TEXT PROVIDED>
== == ==
-
Notifications
You must be signed in to change notification settings - Fork 546
Description
Describe the bug
Hi @thinkall,
I think that I may have found an issue in FLAML, although it's possible it was a deliberate choice by the developers. Basically if we use the holdout strategy for classification tasks, then we will find that:
len(input_data) < len(training_data) + len(test_data).
This occurs even when I set auto_augment=False, so up-sampling of data is not the issue here.
Steps to reproduce
If I run a classification task against the Iris dataset then my input dataset has 150 rows.
If I then analyse the automl state afterwards, I can see that we have 135 rows in automl._state.X_train, and 18 rows in automl._state.X_val - making 153 rows in total - we have 3 too many rows in total. The code to reproduce this is pasted below:
from flaml import AutoML
from sklearn import datasets
import numpy as np
dic_data = datasets.load_iris(as_frame=True) # numpy arrays
iris_data = dic_data["frame"] # pandas dataframe data + target
rng = np.random.default_rng(42)
iris_data["cluster"] = rng.integers(
low=0, high=5, size=iris_data.shape[0]
)
print(iris_data["cluster"])
print('shape at start', iris_data.shape)
automl = AutoML()
automl_settings = {
"max_iter":5,
"metric": 'accuracy',
"task": 'classification',
"log_file_name": "holdout_test.log",
"log_type": "all",
"estimator_list": ['lgbm'],
"eval_method": "holdout",
"split_type":"stratified",
"keep_search_state":True,
"retrain_full":True,
"auto_augment":False,
}
x_train = iris_data[["sepal length (cm)","sepal width (cm)", "petal length (cm)","petal width (cm)"]].to_numpy()
y_train = iris_data['target']
automl.fit(x_train, y_train, **automl_settings)
print(len(automl._state.X_train), len(automl._state.X_train_all), len(automl._state.X_val))
print(len(automl._state.y_train), len(automl._state.y_train_all), len(automl._state.y_val))
My colleague @drwillcharles has identified the cause of this issue, which is found in the prepare_data method on flaml/automl/task/generic_task.py:
X_train, X_val, y_train, y_val = self._train_test_split(
state, X_rest, y_rest, first, rest, split_ratio, stratify
)
X_train = concat(X_first, X_train)
== == ==
DATA ENTRIES>
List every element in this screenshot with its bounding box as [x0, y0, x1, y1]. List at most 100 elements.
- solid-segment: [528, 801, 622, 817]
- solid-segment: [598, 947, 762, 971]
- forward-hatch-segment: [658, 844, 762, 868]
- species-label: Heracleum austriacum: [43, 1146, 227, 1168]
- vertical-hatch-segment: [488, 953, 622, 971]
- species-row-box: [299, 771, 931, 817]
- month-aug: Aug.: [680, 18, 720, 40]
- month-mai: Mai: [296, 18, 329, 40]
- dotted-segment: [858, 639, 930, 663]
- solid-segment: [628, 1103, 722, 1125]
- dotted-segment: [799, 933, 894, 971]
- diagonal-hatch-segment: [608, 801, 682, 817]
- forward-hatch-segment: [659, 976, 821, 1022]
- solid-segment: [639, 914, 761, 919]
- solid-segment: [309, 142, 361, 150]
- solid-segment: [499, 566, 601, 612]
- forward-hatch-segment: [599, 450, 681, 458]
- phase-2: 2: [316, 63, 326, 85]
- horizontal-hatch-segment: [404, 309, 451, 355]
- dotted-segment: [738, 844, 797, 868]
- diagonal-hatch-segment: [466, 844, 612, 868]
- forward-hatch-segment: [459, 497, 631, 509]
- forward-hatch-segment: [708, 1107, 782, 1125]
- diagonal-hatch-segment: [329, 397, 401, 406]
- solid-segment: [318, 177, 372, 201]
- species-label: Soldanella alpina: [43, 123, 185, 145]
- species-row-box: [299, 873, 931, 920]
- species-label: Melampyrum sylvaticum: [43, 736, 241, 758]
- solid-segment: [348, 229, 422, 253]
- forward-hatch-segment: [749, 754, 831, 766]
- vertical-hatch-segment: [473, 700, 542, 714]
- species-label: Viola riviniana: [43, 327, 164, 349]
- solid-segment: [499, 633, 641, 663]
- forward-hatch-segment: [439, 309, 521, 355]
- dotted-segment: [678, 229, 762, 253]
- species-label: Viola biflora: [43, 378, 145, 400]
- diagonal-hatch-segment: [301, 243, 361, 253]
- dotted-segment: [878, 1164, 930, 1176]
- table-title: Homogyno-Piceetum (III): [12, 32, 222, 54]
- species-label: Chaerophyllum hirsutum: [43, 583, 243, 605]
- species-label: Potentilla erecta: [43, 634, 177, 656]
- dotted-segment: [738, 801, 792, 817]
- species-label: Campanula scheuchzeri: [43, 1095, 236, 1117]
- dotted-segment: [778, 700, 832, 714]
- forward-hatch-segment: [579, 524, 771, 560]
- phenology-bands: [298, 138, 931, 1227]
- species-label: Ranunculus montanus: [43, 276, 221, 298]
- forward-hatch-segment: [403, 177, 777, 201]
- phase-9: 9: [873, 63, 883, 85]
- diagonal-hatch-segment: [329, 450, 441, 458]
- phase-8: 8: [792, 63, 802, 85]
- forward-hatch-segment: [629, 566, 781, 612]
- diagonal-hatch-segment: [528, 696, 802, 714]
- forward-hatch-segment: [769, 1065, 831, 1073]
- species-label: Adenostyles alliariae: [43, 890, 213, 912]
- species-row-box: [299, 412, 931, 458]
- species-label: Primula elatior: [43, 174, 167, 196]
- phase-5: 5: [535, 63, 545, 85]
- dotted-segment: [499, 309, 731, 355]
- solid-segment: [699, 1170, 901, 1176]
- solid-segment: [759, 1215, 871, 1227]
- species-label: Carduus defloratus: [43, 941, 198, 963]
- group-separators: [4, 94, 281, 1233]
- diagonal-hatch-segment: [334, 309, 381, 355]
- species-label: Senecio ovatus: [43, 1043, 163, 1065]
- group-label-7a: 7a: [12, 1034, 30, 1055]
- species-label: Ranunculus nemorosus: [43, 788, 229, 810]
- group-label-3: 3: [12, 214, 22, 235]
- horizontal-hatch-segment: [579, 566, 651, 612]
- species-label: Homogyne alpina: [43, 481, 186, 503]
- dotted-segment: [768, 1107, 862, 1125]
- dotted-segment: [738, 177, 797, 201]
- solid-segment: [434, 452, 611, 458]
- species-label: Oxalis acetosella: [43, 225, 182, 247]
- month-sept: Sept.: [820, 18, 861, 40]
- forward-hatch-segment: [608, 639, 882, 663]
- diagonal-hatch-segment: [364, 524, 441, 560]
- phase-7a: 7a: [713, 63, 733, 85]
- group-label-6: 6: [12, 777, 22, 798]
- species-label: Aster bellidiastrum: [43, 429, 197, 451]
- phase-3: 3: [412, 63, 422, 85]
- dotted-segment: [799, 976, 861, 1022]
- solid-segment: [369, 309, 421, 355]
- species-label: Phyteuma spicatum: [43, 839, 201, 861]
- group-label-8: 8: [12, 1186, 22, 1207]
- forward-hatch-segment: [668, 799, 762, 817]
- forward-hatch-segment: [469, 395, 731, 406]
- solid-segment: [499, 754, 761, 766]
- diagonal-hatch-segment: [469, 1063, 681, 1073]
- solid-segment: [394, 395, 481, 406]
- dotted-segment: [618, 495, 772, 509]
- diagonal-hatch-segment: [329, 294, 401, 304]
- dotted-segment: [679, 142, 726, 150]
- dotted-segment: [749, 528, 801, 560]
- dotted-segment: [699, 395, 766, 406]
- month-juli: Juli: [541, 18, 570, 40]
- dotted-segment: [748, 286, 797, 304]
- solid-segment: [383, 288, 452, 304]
== == ==
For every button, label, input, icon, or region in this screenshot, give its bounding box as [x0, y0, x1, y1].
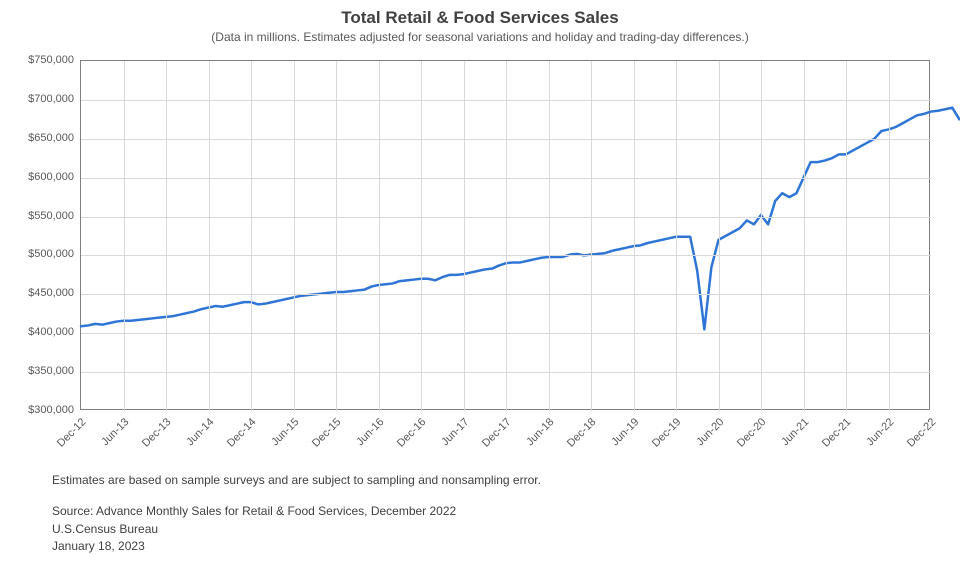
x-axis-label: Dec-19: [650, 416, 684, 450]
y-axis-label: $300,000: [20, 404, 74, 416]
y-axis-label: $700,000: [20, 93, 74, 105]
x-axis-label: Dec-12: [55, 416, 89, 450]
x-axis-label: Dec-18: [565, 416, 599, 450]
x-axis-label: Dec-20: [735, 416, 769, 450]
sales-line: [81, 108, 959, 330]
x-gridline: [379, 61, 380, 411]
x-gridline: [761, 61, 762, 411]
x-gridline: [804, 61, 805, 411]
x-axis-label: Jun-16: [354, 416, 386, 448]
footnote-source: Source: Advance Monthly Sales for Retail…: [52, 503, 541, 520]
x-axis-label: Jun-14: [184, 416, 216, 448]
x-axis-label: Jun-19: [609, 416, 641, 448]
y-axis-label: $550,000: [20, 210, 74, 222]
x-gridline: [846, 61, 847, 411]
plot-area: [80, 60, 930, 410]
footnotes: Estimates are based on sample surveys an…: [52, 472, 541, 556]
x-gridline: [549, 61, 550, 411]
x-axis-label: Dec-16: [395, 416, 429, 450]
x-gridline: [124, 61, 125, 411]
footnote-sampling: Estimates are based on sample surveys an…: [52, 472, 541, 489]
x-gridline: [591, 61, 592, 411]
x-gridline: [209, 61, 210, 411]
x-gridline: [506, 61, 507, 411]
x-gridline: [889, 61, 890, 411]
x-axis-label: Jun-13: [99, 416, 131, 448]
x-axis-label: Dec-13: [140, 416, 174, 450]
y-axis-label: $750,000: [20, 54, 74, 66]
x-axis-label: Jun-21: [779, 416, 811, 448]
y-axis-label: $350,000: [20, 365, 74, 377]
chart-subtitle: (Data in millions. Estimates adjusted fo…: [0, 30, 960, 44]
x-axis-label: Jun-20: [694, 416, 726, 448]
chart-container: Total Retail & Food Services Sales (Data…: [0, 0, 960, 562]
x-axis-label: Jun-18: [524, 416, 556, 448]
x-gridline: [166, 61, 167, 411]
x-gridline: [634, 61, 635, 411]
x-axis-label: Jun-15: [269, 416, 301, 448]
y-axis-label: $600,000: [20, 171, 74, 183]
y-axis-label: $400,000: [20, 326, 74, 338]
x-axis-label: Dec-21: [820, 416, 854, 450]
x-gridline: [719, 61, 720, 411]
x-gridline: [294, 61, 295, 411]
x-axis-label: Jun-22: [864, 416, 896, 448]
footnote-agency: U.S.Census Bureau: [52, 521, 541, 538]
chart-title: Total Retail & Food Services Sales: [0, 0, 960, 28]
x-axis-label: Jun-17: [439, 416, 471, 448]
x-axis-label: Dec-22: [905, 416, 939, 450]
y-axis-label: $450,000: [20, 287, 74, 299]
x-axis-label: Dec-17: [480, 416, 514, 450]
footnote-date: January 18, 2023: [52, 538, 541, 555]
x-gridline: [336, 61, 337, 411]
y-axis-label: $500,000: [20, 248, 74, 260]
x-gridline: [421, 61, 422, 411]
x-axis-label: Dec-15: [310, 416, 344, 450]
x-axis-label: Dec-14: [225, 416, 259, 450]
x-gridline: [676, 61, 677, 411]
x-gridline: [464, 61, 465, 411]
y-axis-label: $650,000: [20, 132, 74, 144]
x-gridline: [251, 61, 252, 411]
== == ==
EXERCISES TO COMPLETE>
1. For the FLAML bug report, say whether each statement agrees with it, answering yes or no and quoting the deciding words exactly: (a) the Iris input dataset has 150 rows; (b) the person who filed the report found the cause of the issue; (c) the extra data is not caused by up-sampling.
2. Please proceed with the FLAML bug report, picking up right after its last line.

ANSWERS IN ORDER>
1.
(a) Yes: "my input dataset has 150 rows."
(b) No: "My colleague @drwillcharles has identified the cause of this issue"
(c) Yes: "This occurs even when I set auto_augment=False, so up-sampling of data is not the issue here."

2.
y_train = concat(label_set, y_train) if data_is_df else np.concatenate([label_set, y_train])
X_val = concat(X_first, X_val)
y_val = concat(label_set, y_val) if data_is_df else np.concatenate([label_set, y_val])
Here the first row containing each class has been extracted from the original training dataset (within X_first), and then once _train_test_split has been used to split the data, these rows are then added back to both the training and test datasets.
I'm not sure if this was an error, or a deliberate choice by the original developers.
I think that the advantage of this code would be that you guarantee that the training and testing datasets both contain at least one instance of every class. The disadvantage of this is that you have an overlap of training and test data, which will bias the models.
Possible Solution
Could I please ask your thoughts on this? Personally if you were going to keep this code, I'd rather you only applied it when it was required, and not in every case.
Perhaps we could just _train_test_split on the entire dataset (including X_first) and then only duplicate X_first if it's necessary (i.e. either the training or test set doesn't contain one/any of the classes)?
Please let me know if I'm misunderstanding anything - I welcome your thoughts.
Thanks!
Model Used
Random Forest in this example but this error has been present for all models tested.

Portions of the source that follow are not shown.